══ Input records ══

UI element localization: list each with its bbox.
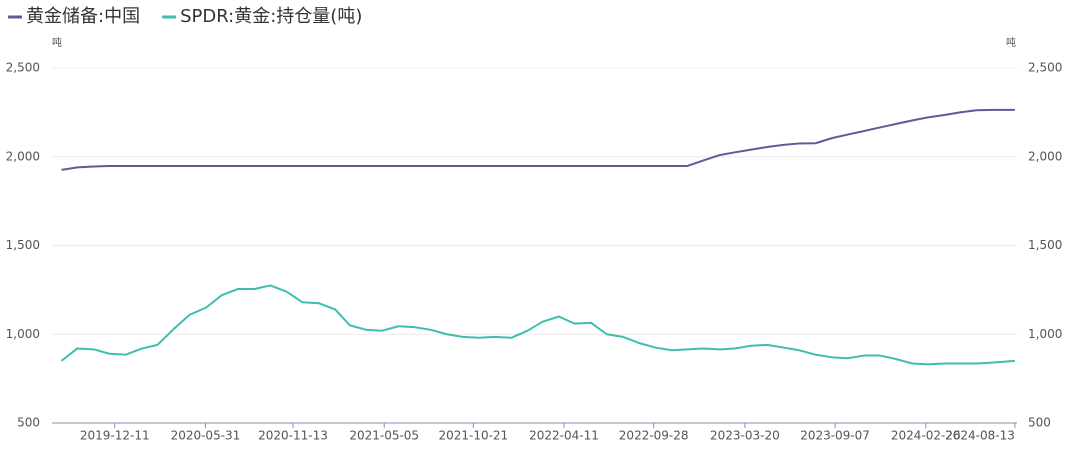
series-line (61, 108, 1015, 171)
y2-tick-label: 500 (1028, 416, 1051, 430)
x-tick-label: 2024-02-26 (891, 429, 961, 443)
x-tick-label: 2023-09-07 (800, 429, 870, 443)
x-tick-label: 2023-03-20 (710, 429, 780, 443)
y-tick-label: 1,000 (6, 327, 40, 341)
x-tick-label: 2024-08-13 (945, 429, 1015, 443)
x-tick-label: 2022-09-28 (619, 429, 689, 443)
x-tick-label: 2021-10-21 (438, 429, 508, 443)
x-tick-label: 2021-05-05 (349, 429, 419, 443)
y2-tick-label: 2,500 (1028, 61, 1062, 75)
legend-label: SPDR:黄金:持仓量(吨) (180, 6, 362, 27)
y-tick-label: 500 (17, 416, 40, 430)
x-tick-label: 2022-04-11 (529, 429, 599, 443)
x-tick-label: 2020-05-31 (171, 429, 241, 443)
y-unit: 吨 (52, 36, 62, 49)
x-tick-label: 2019-12-11 (80, 429, 150, 443)
y-tick-label: 2,000 (6, 149, 40, 163)
y2-tick-label: 1,000 (1028, 327, 1062, 341)
y-tick-label: 2,500 (6, 61, 40, 75)
y2-tick-label: 1,500 (1028, 238, 1062, 252)
x-tick-label: 2020-11-13 (258, 429, 328, 443)
y2-unit: 吨 (1006, 36, 1016, 49)
y-tick-label: 1,500 (6, 238, 40, 252)
series-line (60, 284, 1015, 366)
legend-label: 黄金储备:中国 (26, 6, 140, 27)
y2-tick-label: 2,000 (1028, 149, 1062, 163)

═══

● Given problem
Print every line above verbatim, leaving out any pictures.

● Result of this exercise
UI element localization: list each with its bbox.
series-line (61, 108, 1015, 171)
y2-tick-label: 500 (1028, 416, 1051, 430)
x-tick-label: 2024-02-26 (891, 429, 961, 443)
x-tick-label: 2023-09-07 (800, 429, 870, 443)
x-tick-label: 2023-03-20 (710, 429, 780, 443)
y-tick-label: 1,000 (6, 327, 40, 341)
x-tick-label: 2024-08-13 (945, 429, 1015, 443)
x-tick-label: 2022-09-28 (619, 429, 689, 443)
x-tick-label: 2021-10-21 (438, 429, 508, 443)
x-tick-label: 2021-05-05 (349, 429, 419, 443)
y2-tick-label: 2,500 (1028, 61, 1062, 75)
legend-label: SPDR:黄金:持仓量(吨) (180, 6, 362, 27)
y-tick-label: 500 (17, 416, 40, 430)
x-tick-label: 2022-04-11 (529, 429, 599, 443)
x-tick-label: 2020-05-31 (171, 429, 241, 443)
y-unit: 吨 (52, 36, 62, 49)
x-tick-label: 2019-12-11 (80, 429, 150, 443)
y-tick-label: 2,000 (6, 149, 40, 163)
y2-tick-label: 1,000 (1028, 327, 1062, 341)
y-tick-label: 2,500 (6, 61, 40, 75)
y2-tick-label: 1,500 (1028, 238, 1062, 252)
x-tick-label: 2020-11-13 (258, 429, 328, 443)
y2-unit: 吨 (1006, 36, 1016, 49)
y-tick-label: 1,500 (6, 238, 40, 252)
series-line (60, 284, 1015, 366)
legend-label: 黄金储备:中国 (26, 6, 140, 27)
y2-tick-label: 2,000 (1028, 149, 1062, 163)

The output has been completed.